Stored data
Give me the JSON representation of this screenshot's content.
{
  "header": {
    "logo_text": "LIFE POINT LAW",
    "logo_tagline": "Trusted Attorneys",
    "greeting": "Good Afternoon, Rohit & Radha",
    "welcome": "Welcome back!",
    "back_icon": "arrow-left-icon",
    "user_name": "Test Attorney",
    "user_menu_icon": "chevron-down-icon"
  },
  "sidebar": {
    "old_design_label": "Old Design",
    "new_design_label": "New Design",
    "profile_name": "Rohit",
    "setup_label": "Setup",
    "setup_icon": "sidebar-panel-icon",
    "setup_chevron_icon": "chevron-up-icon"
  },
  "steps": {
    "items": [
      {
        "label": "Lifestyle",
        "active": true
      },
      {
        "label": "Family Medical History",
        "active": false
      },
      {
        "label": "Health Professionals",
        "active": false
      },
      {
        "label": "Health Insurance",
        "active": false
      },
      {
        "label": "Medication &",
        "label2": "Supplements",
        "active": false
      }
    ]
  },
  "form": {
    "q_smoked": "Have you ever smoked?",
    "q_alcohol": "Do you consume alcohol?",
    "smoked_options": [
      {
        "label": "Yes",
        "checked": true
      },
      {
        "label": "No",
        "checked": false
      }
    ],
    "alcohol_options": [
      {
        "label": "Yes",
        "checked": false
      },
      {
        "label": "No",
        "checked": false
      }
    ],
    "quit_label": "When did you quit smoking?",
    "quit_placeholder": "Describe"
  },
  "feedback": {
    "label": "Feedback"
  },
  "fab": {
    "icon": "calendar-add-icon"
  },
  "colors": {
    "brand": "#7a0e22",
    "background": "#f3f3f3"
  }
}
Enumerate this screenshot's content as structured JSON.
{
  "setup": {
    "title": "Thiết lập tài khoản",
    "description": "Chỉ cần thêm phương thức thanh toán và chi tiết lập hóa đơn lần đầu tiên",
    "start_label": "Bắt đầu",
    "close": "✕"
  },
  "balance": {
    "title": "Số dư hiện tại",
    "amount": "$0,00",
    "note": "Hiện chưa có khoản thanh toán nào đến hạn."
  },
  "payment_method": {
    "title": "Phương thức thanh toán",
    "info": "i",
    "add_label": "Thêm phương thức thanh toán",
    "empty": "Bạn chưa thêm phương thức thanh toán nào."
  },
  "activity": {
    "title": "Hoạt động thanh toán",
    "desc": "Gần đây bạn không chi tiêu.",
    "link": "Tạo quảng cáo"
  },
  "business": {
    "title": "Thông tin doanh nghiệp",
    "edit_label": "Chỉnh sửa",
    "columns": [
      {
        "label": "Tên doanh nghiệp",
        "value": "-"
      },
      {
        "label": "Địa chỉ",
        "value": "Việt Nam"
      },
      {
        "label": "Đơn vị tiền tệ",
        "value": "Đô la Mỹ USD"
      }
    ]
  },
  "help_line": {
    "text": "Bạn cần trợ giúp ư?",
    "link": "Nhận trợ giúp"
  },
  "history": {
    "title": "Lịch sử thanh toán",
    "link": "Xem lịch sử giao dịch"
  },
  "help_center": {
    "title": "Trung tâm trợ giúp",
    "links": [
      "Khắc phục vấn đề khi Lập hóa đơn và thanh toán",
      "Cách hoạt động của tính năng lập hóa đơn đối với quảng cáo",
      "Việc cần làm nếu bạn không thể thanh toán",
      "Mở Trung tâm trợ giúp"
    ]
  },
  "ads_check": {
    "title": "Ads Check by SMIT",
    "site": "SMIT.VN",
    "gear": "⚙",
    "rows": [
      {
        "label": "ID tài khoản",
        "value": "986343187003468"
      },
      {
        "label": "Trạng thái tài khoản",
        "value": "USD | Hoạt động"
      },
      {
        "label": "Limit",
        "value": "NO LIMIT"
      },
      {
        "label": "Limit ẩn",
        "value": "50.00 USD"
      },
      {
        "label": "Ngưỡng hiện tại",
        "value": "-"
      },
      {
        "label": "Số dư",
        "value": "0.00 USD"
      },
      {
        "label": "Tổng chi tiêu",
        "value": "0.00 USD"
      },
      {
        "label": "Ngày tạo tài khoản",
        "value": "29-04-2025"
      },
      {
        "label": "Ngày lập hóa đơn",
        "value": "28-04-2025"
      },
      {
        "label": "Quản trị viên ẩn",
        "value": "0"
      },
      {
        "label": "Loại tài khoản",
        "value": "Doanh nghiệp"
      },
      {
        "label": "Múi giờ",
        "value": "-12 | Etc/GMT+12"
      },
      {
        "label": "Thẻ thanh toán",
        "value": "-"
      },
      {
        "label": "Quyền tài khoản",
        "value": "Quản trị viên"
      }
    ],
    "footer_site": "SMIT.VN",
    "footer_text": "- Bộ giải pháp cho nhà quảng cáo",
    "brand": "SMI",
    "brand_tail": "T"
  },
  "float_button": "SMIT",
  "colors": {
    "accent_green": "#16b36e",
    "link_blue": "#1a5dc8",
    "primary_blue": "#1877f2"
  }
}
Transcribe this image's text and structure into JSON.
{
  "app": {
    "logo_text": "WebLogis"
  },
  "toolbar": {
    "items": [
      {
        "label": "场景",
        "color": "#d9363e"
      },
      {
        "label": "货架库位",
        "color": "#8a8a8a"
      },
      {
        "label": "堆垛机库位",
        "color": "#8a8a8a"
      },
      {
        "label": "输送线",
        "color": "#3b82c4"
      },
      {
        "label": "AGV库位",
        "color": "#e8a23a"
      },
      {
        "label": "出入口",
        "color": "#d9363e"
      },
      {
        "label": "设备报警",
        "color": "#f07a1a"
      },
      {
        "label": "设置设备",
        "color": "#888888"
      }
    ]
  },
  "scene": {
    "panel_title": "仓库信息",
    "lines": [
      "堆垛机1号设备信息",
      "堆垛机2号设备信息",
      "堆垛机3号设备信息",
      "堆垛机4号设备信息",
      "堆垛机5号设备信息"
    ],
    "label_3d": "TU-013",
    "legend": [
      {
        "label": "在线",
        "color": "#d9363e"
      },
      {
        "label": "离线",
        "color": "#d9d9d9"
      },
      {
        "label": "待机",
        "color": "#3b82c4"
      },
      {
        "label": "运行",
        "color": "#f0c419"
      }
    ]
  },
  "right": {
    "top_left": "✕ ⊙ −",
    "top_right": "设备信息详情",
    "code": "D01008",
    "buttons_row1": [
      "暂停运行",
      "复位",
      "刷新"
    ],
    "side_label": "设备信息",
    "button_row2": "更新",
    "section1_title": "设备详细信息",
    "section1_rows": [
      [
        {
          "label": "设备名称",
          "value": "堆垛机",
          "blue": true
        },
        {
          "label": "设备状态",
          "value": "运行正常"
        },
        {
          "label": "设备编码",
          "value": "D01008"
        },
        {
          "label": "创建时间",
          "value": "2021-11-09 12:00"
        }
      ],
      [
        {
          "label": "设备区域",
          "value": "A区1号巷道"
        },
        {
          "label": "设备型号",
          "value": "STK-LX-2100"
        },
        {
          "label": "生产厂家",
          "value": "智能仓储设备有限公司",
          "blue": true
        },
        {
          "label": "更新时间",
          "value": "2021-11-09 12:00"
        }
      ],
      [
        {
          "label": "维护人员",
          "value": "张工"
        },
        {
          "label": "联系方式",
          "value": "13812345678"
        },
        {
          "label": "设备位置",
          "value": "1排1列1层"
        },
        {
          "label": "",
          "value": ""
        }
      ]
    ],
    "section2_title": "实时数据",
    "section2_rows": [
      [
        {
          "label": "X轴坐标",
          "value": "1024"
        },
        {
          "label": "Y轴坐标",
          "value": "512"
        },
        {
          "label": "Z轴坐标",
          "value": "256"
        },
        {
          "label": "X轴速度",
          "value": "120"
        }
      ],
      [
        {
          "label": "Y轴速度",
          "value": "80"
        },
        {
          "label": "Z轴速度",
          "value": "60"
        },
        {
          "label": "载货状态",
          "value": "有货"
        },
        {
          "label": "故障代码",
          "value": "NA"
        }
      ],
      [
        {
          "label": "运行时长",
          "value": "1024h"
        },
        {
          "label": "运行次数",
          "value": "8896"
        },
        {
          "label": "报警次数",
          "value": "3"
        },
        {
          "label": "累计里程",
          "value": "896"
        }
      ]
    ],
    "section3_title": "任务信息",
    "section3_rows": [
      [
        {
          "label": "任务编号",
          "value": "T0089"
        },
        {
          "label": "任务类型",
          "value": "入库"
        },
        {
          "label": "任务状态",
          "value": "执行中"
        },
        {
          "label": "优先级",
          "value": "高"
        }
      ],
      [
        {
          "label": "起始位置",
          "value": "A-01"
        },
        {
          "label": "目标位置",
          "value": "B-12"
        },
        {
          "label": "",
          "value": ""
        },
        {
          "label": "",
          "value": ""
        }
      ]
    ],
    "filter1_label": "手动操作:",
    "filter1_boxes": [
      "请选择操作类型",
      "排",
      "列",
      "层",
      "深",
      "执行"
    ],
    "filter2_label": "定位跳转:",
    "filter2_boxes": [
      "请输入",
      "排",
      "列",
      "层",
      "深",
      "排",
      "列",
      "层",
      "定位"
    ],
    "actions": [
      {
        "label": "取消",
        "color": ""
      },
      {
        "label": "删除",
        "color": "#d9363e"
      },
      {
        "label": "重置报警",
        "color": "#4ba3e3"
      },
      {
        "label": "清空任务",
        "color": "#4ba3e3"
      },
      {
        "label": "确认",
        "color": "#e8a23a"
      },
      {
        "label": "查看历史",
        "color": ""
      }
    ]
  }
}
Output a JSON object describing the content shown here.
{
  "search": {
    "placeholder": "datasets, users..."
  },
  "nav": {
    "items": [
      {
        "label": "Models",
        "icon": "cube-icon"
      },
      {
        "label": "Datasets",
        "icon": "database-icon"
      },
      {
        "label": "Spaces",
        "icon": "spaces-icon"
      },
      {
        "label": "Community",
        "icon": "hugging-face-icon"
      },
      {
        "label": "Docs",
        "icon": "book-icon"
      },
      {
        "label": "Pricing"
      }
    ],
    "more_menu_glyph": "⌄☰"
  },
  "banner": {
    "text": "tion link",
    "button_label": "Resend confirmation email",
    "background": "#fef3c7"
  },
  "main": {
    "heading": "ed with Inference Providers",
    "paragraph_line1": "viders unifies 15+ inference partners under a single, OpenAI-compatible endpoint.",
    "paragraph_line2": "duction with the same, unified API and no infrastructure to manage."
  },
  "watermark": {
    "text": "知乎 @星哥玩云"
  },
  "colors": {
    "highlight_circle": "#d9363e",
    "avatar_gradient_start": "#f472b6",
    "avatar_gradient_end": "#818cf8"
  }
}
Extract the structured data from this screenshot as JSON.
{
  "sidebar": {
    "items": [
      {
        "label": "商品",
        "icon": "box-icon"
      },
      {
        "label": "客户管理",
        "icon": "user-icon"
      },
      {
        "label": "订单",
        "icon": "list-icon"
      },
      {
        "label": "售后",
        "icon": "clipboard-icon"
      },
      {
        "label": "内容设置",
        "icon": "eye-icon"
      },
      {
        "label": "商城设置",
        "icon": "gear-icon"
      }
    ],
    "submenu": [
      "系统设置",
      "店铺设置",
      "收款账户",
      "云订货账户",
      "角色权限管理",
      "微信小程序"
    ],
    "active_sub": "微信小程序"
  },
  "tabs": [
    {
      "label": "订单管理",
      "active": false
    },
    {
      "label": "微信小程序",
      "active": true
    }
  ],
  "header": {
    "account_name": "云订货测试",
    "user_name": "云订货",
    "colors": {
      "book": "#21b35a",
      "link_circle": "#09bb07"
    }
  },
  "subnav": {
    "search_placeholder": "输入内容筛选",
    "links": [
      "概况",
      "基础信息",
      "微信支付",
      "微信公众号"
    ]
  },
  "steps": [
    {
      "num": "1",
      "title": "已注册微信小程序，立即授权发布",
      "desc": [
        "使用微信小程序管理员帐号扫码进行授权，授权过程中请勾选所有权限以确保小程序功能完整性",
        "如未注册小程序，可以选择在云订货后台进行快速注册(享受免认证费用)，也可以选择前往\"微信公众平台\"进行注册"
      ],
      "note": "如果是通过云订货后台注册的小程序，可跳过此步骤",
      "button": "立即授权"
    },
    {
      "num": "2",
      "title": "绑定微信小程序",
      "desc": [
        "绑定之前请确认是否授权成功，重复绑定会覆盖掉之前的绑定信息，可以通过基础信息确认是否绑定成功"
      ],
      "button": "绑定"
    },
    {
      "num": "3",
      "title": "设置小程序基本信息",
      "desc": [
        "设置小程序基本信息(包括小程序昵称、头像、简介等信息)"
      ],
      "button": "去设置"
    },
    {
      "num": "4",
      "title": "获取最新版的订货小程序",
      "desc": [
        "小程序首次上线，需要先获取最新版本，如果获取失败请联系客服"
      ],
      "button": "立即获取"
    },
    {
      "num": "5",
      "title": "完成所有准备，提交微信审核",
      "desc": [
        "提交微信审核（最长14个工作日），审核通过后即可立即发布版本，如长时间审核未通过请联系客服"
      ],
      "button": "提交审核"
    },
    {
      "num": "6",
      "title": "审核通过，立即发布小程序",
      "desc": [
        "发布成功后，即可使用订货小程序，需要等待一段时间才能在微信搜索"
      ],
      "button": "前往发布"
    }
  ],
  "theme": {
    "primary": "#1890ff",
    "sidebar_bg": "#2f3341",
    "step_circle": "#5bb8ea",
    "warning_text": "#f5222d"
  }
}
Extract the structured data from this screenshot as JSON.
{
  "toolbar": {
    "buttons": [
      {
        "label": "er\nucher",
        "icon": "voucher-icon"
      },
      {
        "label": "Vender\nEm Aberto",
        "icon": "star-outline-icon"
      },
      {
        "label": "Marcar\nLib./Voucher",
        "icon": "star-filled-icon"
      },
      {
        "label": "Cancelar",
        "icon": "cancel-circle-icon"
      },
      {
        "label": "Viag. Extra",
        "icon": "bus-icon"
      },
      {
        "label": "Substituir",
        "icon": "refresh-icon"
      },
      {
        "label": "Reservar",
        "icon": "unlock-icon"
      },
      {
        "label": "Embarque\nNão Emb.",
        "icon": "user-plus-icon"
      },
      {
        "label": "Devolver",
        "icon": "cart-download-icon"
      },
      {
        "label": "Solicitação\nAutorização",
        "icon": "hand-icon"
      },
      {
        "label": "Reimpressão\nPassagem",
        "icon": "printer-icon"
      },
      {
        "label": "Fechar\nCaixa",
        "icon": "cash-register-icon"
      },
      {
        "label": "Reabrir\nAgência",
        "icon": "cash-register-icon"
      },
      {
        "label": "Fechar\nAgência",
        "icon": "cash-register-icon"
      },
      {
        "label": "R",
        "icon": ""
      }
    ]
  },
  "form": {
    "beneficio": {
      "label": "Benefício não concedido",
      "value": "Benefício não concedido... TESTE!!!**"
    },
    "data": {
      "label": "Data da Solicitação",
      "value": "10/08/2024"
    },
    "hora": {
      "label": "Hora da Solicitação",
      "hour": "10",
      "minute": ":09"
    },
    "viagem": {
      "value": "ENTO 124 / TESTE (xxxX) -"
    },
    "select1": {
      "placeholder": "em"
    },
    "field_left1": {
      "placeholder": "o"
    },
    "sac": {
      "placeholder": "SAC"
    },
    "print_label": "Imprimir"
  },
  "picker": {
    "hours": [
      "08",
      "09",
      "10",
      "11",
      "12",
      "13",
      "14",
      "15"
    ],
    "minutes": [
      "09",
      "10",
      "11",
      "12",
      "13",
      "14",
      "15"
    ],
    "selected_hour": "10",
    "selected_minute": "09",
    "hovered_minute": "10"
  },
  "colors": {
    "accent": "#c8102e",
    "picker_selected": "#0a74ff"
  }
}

**YOUR INSTRUCTIONS**
From the records given above, copy all lines containing "SMIT".

**ANSWER**
    "title": "Ads Check by SMIT",
    "site": "SMIT.VN",
    "footer_site": "SMIT.VN",
  "float_button": "SMIT",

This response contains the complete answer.